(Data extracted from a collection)
- - - - - - -

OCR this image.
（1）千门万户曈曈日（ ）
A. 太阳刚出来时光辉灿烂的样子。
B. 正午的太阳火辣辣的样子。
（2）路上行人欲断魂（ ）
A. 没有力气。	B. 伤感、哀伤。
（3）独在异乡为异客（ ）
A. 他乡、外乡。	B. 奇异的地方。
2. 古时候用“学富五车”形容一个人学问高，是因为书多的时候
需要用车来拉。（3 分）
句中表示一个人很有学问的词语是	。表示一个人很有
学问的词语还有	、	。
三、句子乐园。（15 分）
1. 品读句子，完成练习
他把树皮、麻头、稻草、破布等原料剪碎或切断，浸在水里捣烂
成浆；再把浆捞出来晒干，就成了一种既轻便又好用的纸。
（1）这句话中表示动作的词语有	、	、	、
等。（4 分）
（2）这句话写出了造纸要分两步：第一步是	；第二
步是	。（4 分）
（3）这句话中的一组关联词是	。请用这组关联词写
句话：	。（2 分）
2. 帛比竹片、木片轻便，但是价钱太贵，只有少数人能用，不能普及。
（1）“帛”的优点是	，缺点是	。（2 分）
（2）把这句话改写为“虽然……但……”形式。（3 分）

- - - - - - -

Written request: All of the data needs to be printed once more, exactly.

Solution to this task:
OCR this image.
（1）千门万户曈曈日（ ）
A. 太阳刚出来时光辉灿烂的样子。
B. 正午的太阳火辣辣的样子。
（2）路上行人欲断魂（ ）
A. 没有力气。	B. 伤感、哀伤。
（3）独在异乡为异客（ ）
A. 他乡、外乡。	B. 奇异的地方。
2. 古时候用“学富五车”形容一个人学问高，是因为书多的时候
需要用车来拉。（3 分）
句中表示一个人很有学问的词语是	。表示一个人很有
学问的词语还有	、	。
三、句子乐园。（15 分）
1. 品读句子，完成练习
他把树皮、麻头、稻草、破布等原料剪碎或切断，浸在水里捣烂
成浆；再把浆捞出来晒干，就成了一种既轻便又好用的纸。
（1）这句话中表示动作的词语有	、	、	、
等。（4 分）
（2）这句话写出了造纸要分两步：第一步是	；第二
步是	。（4 分）
（3）这句话中的一组关联词是	。请用这组关联词写
句话：	。（2 分）
2. 帛比竹片、木片轻便，但是价钱太贵，只有少数人能用，不能普及。
（1）“帛”的优点是	，缺点是	。（2 分）
（2）把这句话改写为“虽然……但……”形式。（3 分）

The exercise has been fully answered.